> WORKING DATA
━━━━━━

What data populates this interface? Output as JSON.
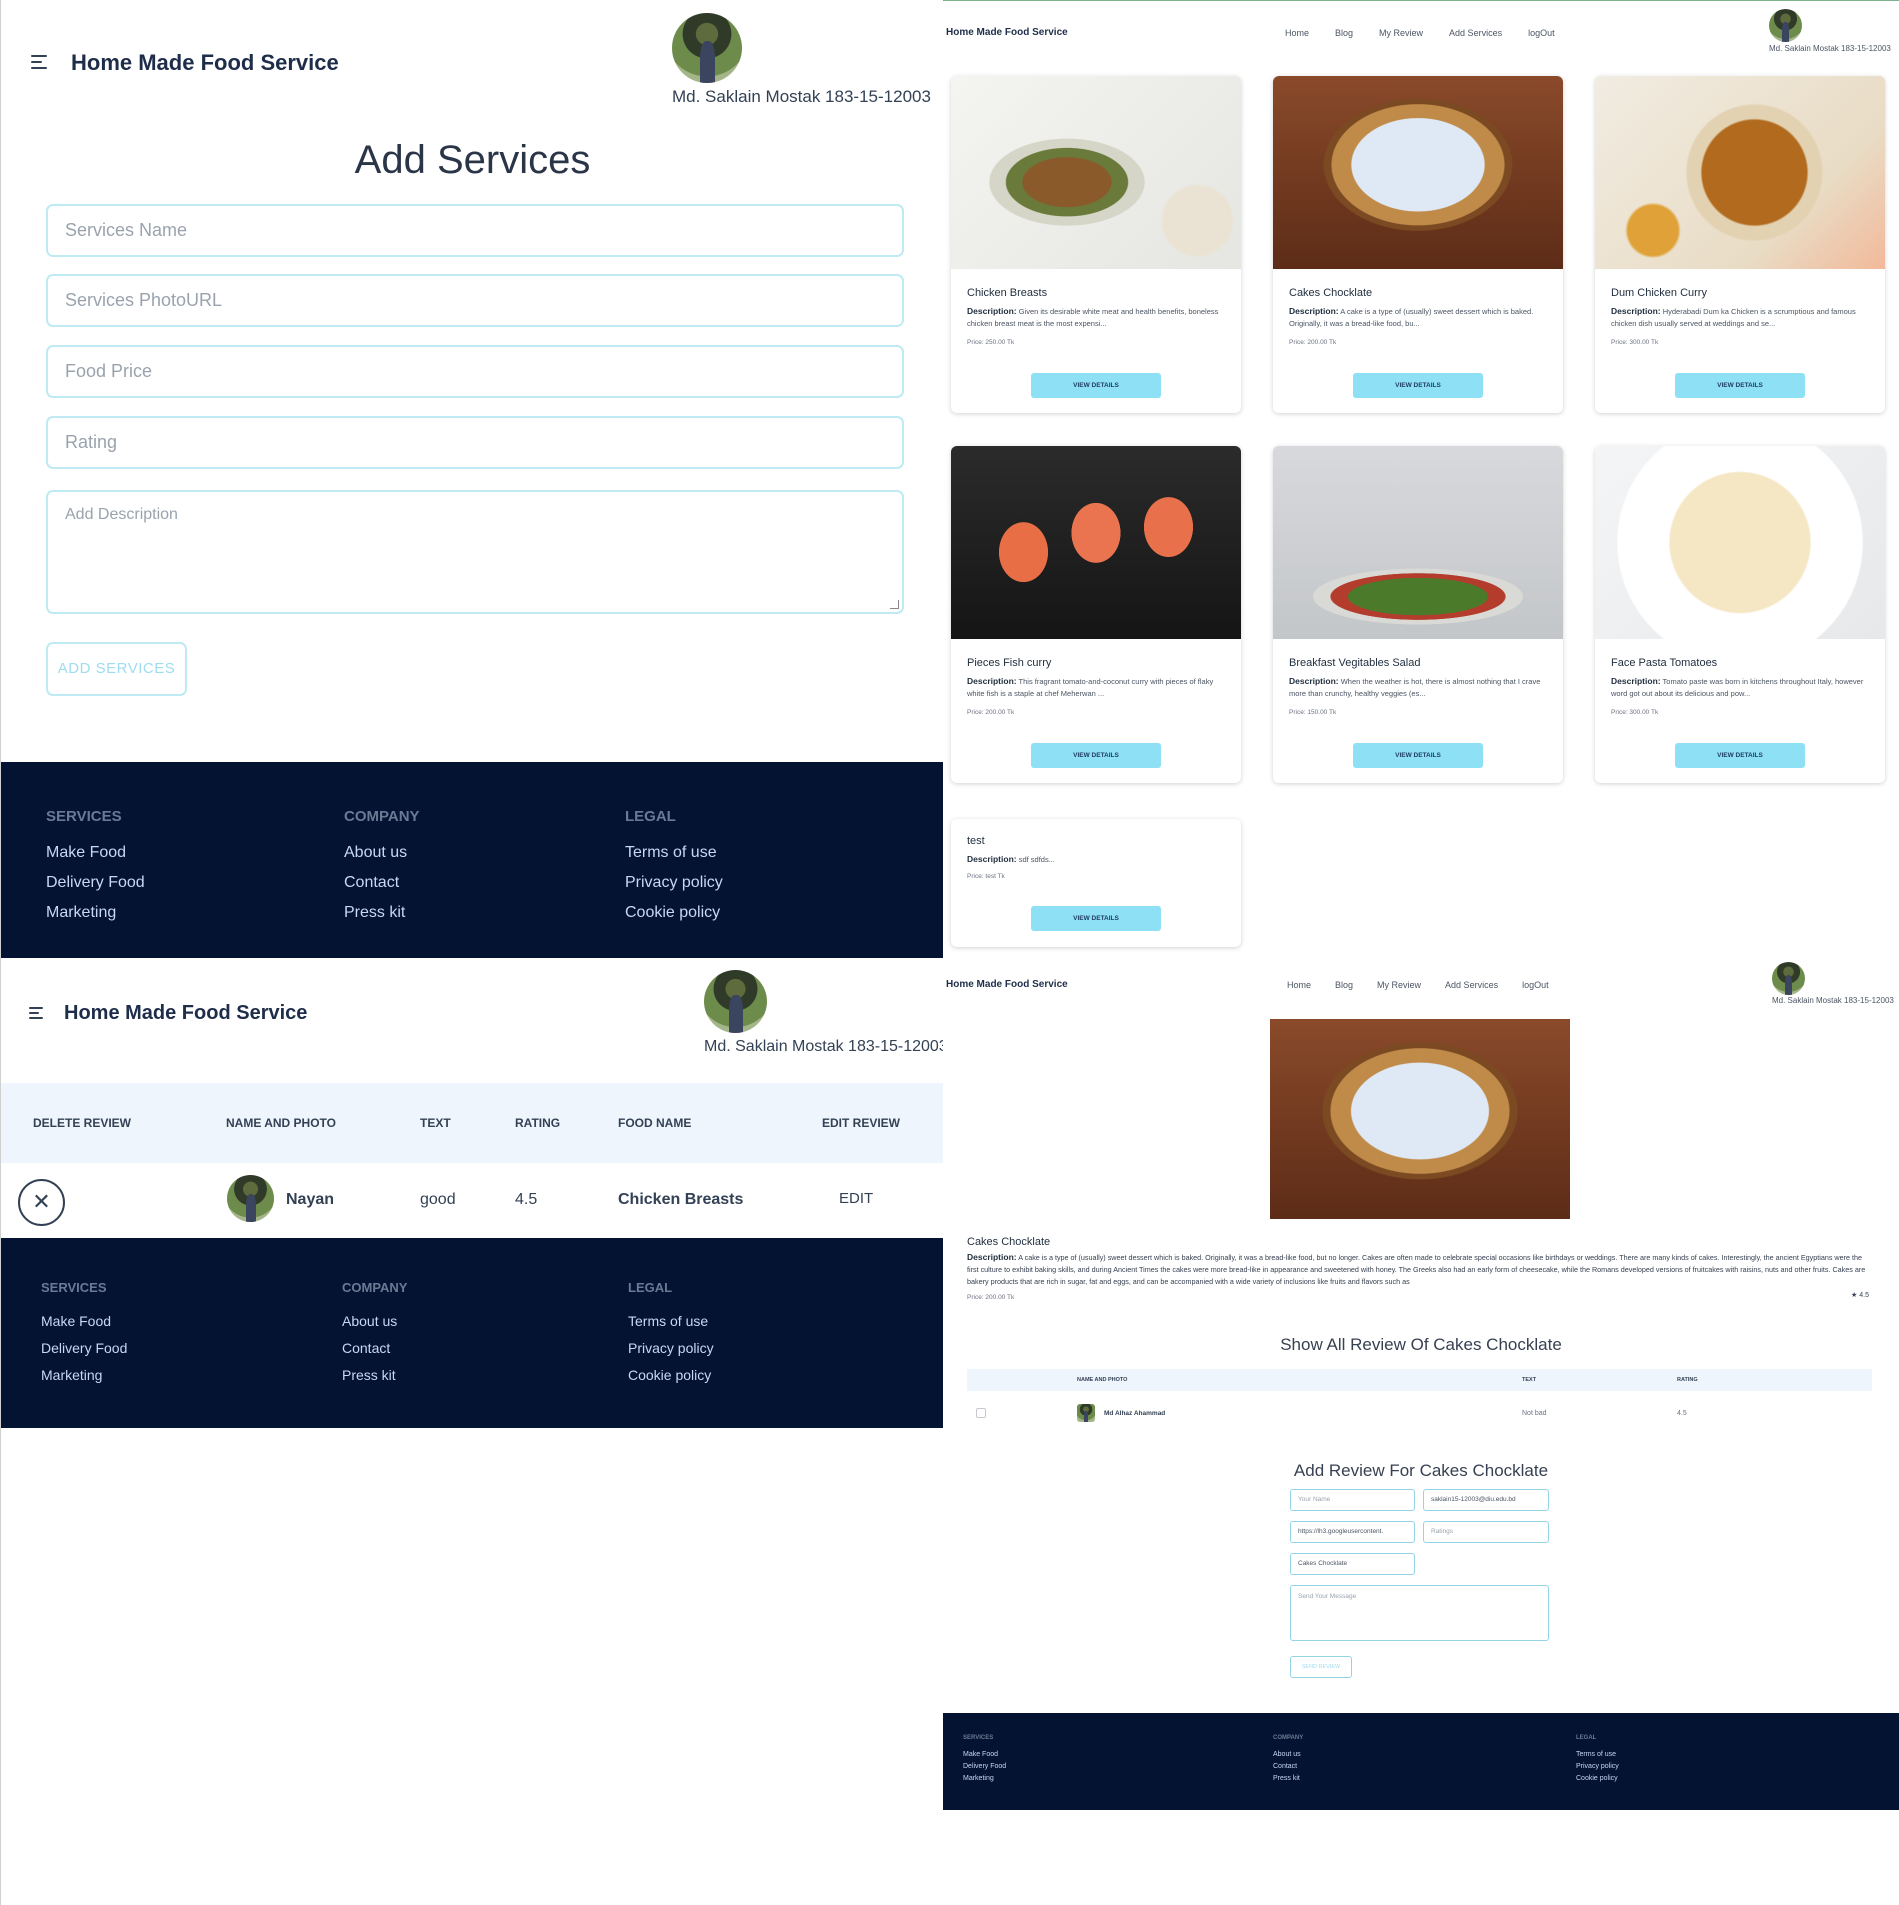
{
  "brand": "Home Made Food Service",
  "user_name": "Md. Saklain Mostak 183-15-12003",
  "nav": [
    "Home",
    "Blog",
    "My Review",
    "Add Services",
    "logOut"
  ],
  "add_services": {
    "title": "Add Services",
    "name_placeholder": "Services Name",
    "photo_placeholder": "Services PhotoURL",
    "price_placeholder": "Food Price",
    "rating_placeholder": "Rating",
    "description_placeholder": "Add Description",
    "submit_label": "ADD SERVICES"
  },
  "footer": {
    "services_heading": "SERVICES",
    "services_links": [
      "Make Food",
      "Delivery Food",
      "Marketing"
    ],
    "company_heading": "COMPANY",
    "company_links": [
      "About us",
      "Contact",
      "Press kit"
    ],
    "legal_heading": "LEGAL",
    "legal_links": [
      "Terms of use",
      "Privacy policy",
      "Cookie policy"
    ]
  },
  "services": [
    {
      "title": "Chicken Breasts",
      "desc_label": "Description:",
      "desc": "Given its desirable white meat and health benefits, boneless chicken breast meat is the most expensi...",
      "price": "Price: 250.00 Tk",
      "button": "VIEW DETAILS",
      "image": "chicken"
    },
    {
      "title": "Cakes Chocklate",
      "desc_label": "Description:",
      "desc": "A cake is a type of (usually) sweet dessert which is baked. Originally, it was a bread-like food, bu...",
      "price": "Price: 200.00 Tk",
      "button": "VIEW DETAILS",
      "image": "cake"
    },
    {
      "title": "Dum Chicken Curry",
      "desc_label": "Description:",
      "desc": "Hyderabadi Dum ka Chicken is a scrumptious and famous chicken dish usually served at weddings and se...",
      "price": "Price: 300.00 Tk",
      "button": "VIEW DETAILS",
      "image": "curry"
    },
    {
      "title": "Pieces Fish curry",
      "desc_label": "Description:",
      "desc": "This fragrant tomato-and-coconut curry with pieces of flaky white fish is a staple at chef Meherwan ...",
      "price": "Price: 200.00 Tk",
      "button": "VIEW DETAILS",
      "image": "fish"
    },
    {
      "title": "Breakfast Vegitables Salad",
      "desc_label": "Description:",
      "desc": "When the weather is hot, there is almost nothing that I crave more than crunchy, healthy veggies (es...",
      "price": "Price: 150.00 Tk",
      "button": "VIEW DETAILS",
      "image": "salad"
    },
    {
      "title": "Face Pasta Tomatoes",
      "desc_label": "Description:",
      "desc": "Tomato paste was born in kitchens throughout Italy, however word got out about its delicious and pow...",
      "price": "Price: 300.00 Tk",
      "button": "VIEW DETAILS",
      "image": "pasta"
    },
    {
      "title": "test",
      "desc_label": "Description:",
      "desc": "sdf sdfds...",
      "price": "Price: test Tk",
      "button": "VIEW DETAILS",
      "image": ""
    }
  ],
  "my_review": {
    "headers": [
      "DELETE REVIEW",
      "NAME AND PHOTO",
      "TEXT",
      "RATING",
      "FOOD NAME",
      "EDIT REVIEW"
    ],
    "row": {
      "name": "Nayan",
      "text": "good",
      "rating": "4.5",
      "food": "Chicken Breasts",
      "edit": "EDIT",
      "delete_icon": "✕"
    }
  },
  "details": {
    "title": "Cakes Chocklate",
    "desc_label": "Description:",
    "desc": "A cake is a type of (usually) sweet dessert which is baked. Originally, it was a bread-like food, but no longer. Cakes are often made to celebrate special occasions like birthdays or weddings. There are many kinds of cakes. Interestingly, the ancient Egyptians were the first culture to exhibit baking skills, and during Ancient Times the cakes were more bread-like in appearance and sweetened with honey. The Greeks also had an early form of cheesecake, while the Romans developed versions of fruitcakes with raisins, nuts and other fruits. Cakes are bakery products that are rich in sugar, fat and eggs, and can be accompanied with a wide variety of inclusions like fruits and flavors such as",
    "price": "Price: 200.00 Tk",
    "rating": "★ 4.5",
    "reviews_title": "Show All Review Of Cakes Chocklate",
    "review_headers": [
      "NAME AND PHOTO",
      "TEXT",
      "RATING"
    ],
    "review_row": {
      "name": "Md Alhaz Ahammad",
      "text": "Not bad",
      "rating": "4.5"
    },
    "add_review_title": "Add Review For Cakes Chocklate",
    "form": {
      "name_placeholder": "Your Name",
      "email_value": "saklain15-12003@diu.edu.bd",
      "photo_value": "https://lh3.googleusercontent.",
      "rating_placeholder": "Ratings",
      "food_value": "Cakes Chocklate",
      "message_placeholder": "Send Your Message",
      "send_label": "SEND REVIEW"
    }
  }
}
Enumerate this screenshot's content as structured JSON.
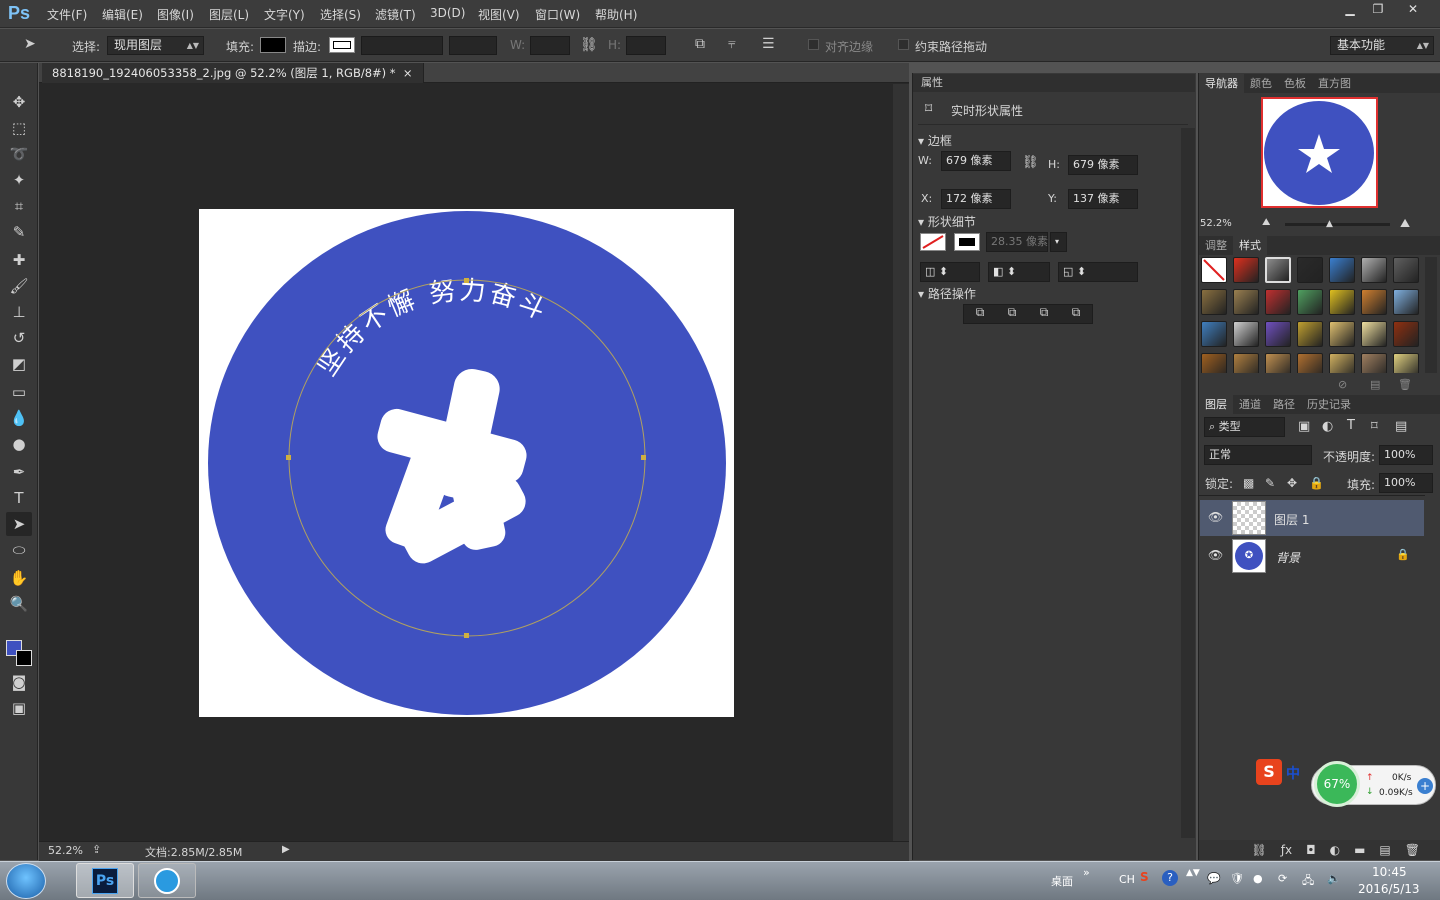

━━━━━━

> WHAT IS NEEDED
Transcribe all entries above exactly. Drop the pictures.

> THE ANSWER
What data populates this interface? Output as JSON.
{
  "brand": "Home Made Food Service",
  "user_name": "Md. Saklain Mostak 183-15-12003",
  "nav": [
    "Home",
    "Blog",
    "My Review",
    "Add Services",
    "logOut"
  ],
  "add_services": {
    "title": "Add Services",
    "name_placeholder": "Services Name",
    "photo_placeholder": "Services PhotoURL",
    "price_placeholder": "Food Price",
    "rating_placeholder": "Rating",
    "description_placeholder": "Add Description",
    "submit_label": "ADD SERVICES"
  },
  "footer": {
    "services_heading": "SERVICES",
    "services_links": [
      "Make Food",
      "Delivery Food",
      "Marketing"
    ],
    "company_heading": "COMPANY",
    "company_links": [
      "About us",
      "Contact",
      "Press kit"
    ],
    "legal_heading": "LEGAL",
    "legal_links": [
      "Terms of use",
      "Privacy policy",
      "Cookie policy"
    ]
  },
  "services": [
    {
      "title": "Chicken Breasts",
      "desc_label": "Description:",
      "desc": "Given its desirable white meat and health benefits, boneless chicken breast meat is the most expensi...",
      "price": "Price: 250.00 Tk",
      "button": "VIEW DETAILS",
      "image": "chicken"
    },
    {
      "title": "Cakes Chocklate",
      "desc_label": "Description:",
      "desc": "A cake is a type of (usually) sweet dessert which is baked. Originally, it was a bread-like food, bu...",
      "price": "Price: 200.00 Tk",
      "button": "VIEW DETAILS",
      "image": "cake"
    },
    {
      "title": "Dum Chicken Curry",
      "desc_label": "Description:",
      "desc": "Hyderabadi Dum ka Chicken is a scrumptious and famous chicken dish usually served at weddings and se...",
      "price": "Price: 300.00 Tk",
      "button": "VIEW DETAILS",
      "image": "curry"
    },
    {
      "title": "Pieces Fish curry",
      "desc_label": "Description:",
      "desc": "This fragrant tomato-and-coconut curry with pieces of flaky white fish is a staple at chef Meherwan ...",
      "price": "Price: 200.00 Tk",
      "button": "VIEW DETAILS",
      "image": "fish"
    },
    {
      "title": "Breakfast Vegitables Salad",
      "desc_label": "Description:",
      "desc": "When the weather is hot, there is almost nothing that I crave more than crunchy, healthy veggies (es...",
      "price": "Price: 150.00 Tk",
      "button": "VIEW DETAILS",
      "image": "salad"
    },
    {
      "title": "Face Pasta Tomatoes",
      "desc_label": "Description:",
      "desc": "Tomato paste was born in kitchens throughout Italy, however word got out about its delicious and pow...",
      "price": "Price: 300.00 Tk",
      "button": "VIEW DETAILS",
      "image": "pasta"
    },
    {
      "title": "test",
      "desc_label": "Description:",
      "desc": "sdf sdfds...",
      "price": "Price: test Tk",
      "button": "VIEW DETAILS",
      "image": ""
    }
  ],
  "my_review": {
    "headers": [
      "DELETE REVIEW",
      "NAME AND PHOTO",
      "TEXT",
      "RATING",
      "FOOD NAME",
      "EDIT REVIEW"
    ],
    "row": {
      "name": "Nayan",
      "text": "good",
      "rating": "4.5",
      "food": "Chicken Breasts",
      "edit": "EDIT",
      "delete_icon": "✕"
    }
  },
  "details": {
    "title": "Cakes Chocklate",
    "desc_label": "Description:",
    "desc": "A cake is a type of (usually) sweet dessert which is baked. Originally, it was a bread-like food, but no longer. Cakes are often made to celebrate special occasions like birthdays or weddings. There are many kinds of cakes. Interestingly, the ancient Egyptians were the first culture to exhibit baking skills, and during Ancient Times the cakes were more bread-like in appearance and sweetened with honey. The Greeks also had an early form of cheesecake, while the Romans developed versions of fruitcakes with raisins, nuts and other fruits. Cakes are bakery products that are rich in sugar, fat and eggs, and can be accompanied with a wide variety of inclusions like fruits and flavors such as",
    "price": "Price: 200.00 Tk",
    "rating": "★ 4.5",
    "reviews_title": "Show All Review Of Cakes Chocklate",
    "review_headers": [
      "NAME AND PHOTO",
      "TEXT",
      "RATING"
    ],
    "review_row": {
      "name": "Md Alhaz Ahammad",
      "text": "Not bad",
      "rating": "4.5"
    },
    "add_review_title": "Add Review For Cakes Chocklate",
    "form": {
      "name_placeholder": "Your Name",
      "email_value": "saklain15-12003@diu.edu.bd",
      "photo_value": "https://lh3.googleusercontent.",
      "rating_placeholder": "Ratings",
      "food_value": "Cakes Chocklate",
      "message_placeholder": "Send Your Message",
      "send_label": "SEND REVIEW"
    }
  }
}
Enumerate this screenshot's content as structured JSON.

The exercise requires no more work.